## Dataset entries
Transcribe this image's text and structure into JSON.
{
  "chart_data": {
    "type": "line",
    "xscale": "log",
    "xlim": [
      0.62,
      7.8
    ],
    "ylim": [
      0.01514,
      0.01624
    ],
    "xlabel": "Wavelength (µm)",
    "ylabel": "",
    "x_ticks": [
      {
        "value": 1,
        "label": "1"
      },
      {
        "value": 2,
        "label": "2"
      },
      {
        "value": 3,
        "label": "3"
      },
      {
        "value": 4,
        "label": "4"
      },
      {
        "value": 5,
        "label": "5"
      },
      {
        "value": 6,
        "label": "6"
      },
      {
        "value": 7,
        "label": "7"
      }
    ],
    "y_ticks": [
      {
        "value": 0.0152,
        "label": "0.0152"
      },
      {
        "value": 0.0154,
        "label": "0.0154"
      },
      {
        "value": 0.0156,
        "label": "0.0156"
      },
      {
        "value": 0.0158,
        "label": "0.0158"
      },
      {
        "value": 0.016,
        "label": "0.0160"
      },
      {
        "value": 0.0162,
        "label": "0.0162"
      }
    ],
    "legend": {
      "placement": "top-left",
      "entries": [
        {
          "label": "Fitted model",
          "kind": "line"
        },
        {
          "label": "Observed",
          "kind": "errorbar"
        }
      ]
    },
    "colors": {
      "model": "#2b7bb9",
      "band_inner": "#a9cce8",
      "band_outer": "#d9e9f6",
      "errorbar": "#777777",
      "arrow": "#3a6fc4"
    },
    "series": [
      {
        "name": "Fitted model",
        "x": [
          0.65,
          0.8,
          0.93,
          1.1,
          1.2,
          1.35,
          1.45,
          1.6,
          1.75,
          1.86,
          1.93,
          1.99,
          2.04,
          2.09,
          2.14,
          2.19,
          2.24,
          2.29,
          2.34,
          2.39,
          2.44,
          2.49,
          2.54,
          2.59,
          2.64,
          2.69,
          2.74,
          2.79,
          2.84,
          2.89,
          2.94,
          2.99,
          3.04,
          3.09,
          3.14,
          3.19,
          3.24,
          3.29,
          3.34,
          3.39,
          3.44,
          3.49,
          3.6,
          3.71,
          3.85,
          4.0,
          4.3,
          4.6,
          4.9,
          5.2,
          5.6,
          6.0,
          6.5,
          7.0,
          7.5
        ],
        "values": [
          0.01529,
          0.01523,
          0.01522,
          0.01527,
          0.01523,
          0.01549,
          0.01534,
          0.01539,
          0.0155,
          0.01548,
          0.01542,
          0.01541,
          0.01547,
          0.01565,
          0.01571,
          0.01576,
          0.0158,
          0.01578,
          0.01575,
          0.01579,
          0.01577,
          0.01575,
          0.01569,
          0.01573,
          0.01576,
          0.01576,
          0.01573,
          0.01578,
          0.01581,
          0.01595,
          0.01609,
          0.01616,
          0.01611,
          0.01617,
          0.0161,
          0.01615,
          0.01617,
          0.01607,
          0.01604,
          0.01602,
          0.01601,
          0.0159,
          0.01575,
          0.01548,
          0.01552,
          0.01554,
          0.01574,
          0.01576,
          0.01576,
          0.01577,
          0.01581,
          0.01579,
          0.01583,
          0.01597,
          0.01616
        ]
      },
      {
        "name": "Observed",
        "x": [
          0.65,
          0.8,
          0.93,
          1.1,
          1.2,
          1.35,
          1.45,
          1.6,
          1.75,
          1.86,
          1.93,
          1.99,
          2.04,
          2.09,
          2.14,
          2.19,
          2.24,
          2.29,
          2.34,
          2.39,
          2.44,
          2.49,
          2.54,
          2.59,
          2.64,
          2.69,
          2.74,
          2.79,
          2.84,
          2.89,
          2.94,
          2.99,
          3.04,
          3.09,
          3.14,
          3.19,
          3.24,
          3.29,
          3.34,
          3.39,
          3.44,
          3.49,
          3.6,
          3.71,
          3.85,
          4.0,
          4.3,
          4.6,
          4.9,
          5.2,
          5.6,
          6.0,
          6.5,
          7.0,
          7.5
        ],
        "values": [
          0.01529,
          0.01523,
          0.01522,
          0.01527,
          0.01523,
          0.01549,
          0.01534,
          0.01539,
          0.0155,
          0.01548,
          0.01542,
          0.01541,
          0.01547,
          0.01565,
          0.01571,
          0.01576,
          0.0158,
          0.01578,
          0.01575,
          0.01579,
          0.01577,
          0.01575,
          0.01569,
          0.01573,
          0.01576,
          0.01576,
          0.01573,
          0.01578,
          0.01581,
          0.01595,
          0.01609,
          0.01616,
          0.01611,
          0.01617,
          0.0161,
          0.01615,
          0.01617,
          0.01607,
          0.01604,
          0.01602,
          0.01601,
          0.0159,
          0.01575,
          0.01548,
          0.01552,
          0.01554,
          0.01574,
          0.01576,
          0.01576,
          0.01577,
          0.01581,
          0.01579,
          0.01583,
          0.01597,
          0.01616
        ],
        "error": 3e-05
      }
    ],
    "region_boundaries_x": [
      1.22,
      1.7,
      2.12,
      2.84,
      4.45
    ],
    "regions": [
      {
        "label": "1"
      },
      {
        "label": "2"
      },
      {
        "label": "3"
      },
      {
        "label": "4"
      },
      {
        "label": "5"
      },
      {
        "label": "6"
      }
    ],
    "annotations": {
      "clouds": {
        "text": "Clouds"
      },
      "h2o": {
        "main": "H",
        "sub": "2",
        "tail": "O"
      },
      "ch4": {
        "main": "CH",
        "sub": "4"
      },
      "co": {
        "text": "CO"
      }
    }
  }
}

## Task brief
Transcribe all of the entries without altering anything.

## Answer to this task
Transcribe this image's text and structure into JSON.
{
  "chart_data": {
    "type": "line",
    "xscale": "log",
    "xlim": [
      0.62,
      7.8
    ],
    "ylim": [
      0.01514,
      0.01624
    ],
    "xlabel": "Wavelength (µm)",
    "ylabel": "",
    "x_ticks": [
      {
        "value": 1,
        "label": "1"
      },
      {
        "value": 2,
        "label": "2"
      },
      {
        "value": 3,
        "label": "3"
      },
      {
        "value": 4,
        "label": "4"
      },
      {
        "value": 5,
        "label": "5"
      },
      {
        "value": 6,
        "label": "6"
      },
      {
        "value": 7,
        "label": "7"
      }
    ],
    "y_ticks": [
      {
        "value": 0.0152,
        "label": "0.0152"
      },
      {
        "value": 0.0154,
        "label": "0.0154"
      },
      {
        "value": 0.0156,
        "label": "0.0156"
      },
      {
        "value": 0.0158,
        "label": "0.0158"
      },
      {
        "value": 0.016,
        "label": "0.0160"
      },
      {
        "value": 0.0162,
        "label": "0.0162"
      }
    ],
    "legend": {
      "placement": "top-left",
      "entries": [
        {
          "label": "Fitted model",
          "kind": "line"
        },
        {
          "label": "Observed",
          "kind": "errorbar"
        }
      ]
    },
    "colors": {
      "model": "#2b7bb9",
      "band_inner": "#a9cce8",
      "band_outer": "#d9e9f6",
      "errorbar": "#777777",
      "arrow": "#3a6fc4"
    },
    "series": [
      {
        "name": "Fitted model",
        "x": [
          0.65,
          0.8,
          0.93,
          1.1,
          1.2,
          1.35,
          1.45,
          1.6,
          1.75,
          1.86,
          1.93,
          1.99,
          2.04,
          2.09,
          2.14,
          2.19,
          2.24,
          2.29,
          2.34,
          2.39,
          2.44,
          2.49,
          2.54,
          2.59,
          2.64,
          2.69,
          2.74,
          2.79,
          2.84,
          2.89,
          2.94,
          2.99,
          3.04,
          3.09,
          3.14,
          3.19,
          3.24,
          3.29,
          3.34,
          3.39,
          3.44,
          3.49,
          3.6,
          3.71,
          3.85,
          4.0,
          4.3,
          4.6,
          4.9,
          5.2,
          5.6,
          6.0,
          6.5,
          7.0,
          7.5
        ],
        "values": [
          0.01529,
          0.01523,
          0.01522,
          0.01527,
          0.01523,
          0.01549,
          0.01534,
          0.01539,
          0.0155,
          0.01548,
          0.01542,
          0.01541,
          0.01547,
          0.01565,
          0.01571,
          0.01576,
          0.0158,
          0.01578,
          0.01575,
          0.01579,
          0.01577,
          0.01575,
          0.01569,
          0.01573,
          0.01576,
          0.01576,
          0.01573,
          0.01578,
          0.01581,
          0.01595,
          0.01609,
          0.01616,
          0.01611,
          0.01617,
          0.0161,
          0.01615,
          0.01617,
          0.01607,
          0.01604,
          0.01602,
          0.01601,
          0.0159,
          0.01575,
          0.01548,
          0.01552,
          0.01554,
          0.01574,
          0.01576,
          0.01576,
          0.01577,
          0.01581,
          0.01579,
          0.01583,
          0.01597,
          0.01616
        ]
      },
      {
        "name": "Observed",
        "x": [
          0.65,
          0.8,
          0.93,
          1.1,
          1.2,
          1.35,
          1.45,
          1.6,
          1.75,
          1.86,
          1.93,
          1.99,
          2.04,
          2.09,
          2.14,
          2.19,
          2.24,
          2.29,
          2.34,
          2.39,
          2.44,
          2.49,
          2.54,
          2.59,
          2.64,
          2.69,
          2.74,
          2.79,
          2.84,
          2.89,
          2.94,
          2.99,
          3.04,
          3.09,
          3.14,
          3.19,
          3.24,
          3.29,
          3.34,
          3.39,
          3.44,
          3.49,
          3.6,
          3.71,
          3.85,
          4.0,
          4.3,
          4.6,
          4.9,
          5.2,
          5.6,
          6.0,
          6.5,
          7.0,
          7.5
        ],
        "values": [
          0.01529,
          0.01523,
          0.01522,
          0.01527,
          0.01523,
          0.01549,
          0.01534,
          0.01539,
          0.0155,
          0.01548,
          0.01542,
          0.01541,
          0.01547,
          0.01565,
          0.01571,
          0.01576,
          0.0158,
          0.01578,
          0.01575,
          0.01579,
          0.01577,
          0.01575,
          0.01569,
          0.01573,
          0.01576,
          0.01576,
          0.01573,
          0.01578,
          0.01581,
          0.01595,
          0.01609,
          0.01616,
          0.01611,
          0.01617,
          0.0161,
          0.01615,
          0.01617,
          0.01607,
          0.01604,
          0.01602,
          0.01601,
          0.0159,
          0.01575,
          0.01548,
          0.01552,
          0.01554,
          0.01574,
          0.01576,
          0.01576,
          0.01577,
          0.01581,
          0.01579,
          0.01583,
          0.01597,
          0.01616
        ],
        "error": 3e-05
      }
    ],
    "region_boundaries_x": [
      1.22,
      1.7,
      2.12,
      2.84,
      4.45
    ],
    "regions": [
      {
        "label": "1"
      },
      {
        "label": "2"
      },
      {
        "label": "3"
      },
      {
        "label": "4"
      },
      {
        "label": "5"
      },
      {
        "label": "6"
      }
    ],
    "annotations": {
      "clouds": {
        "text": "Clouds"
      },
      "h2o": {
        "main": "H",
        "sub": "2",
        "tail": "O"
      },
      "ch4": {
        "main": "CH",
        "sub": "4"
      },
      "co": {
        "text": "CO"
      }
    }
  }
}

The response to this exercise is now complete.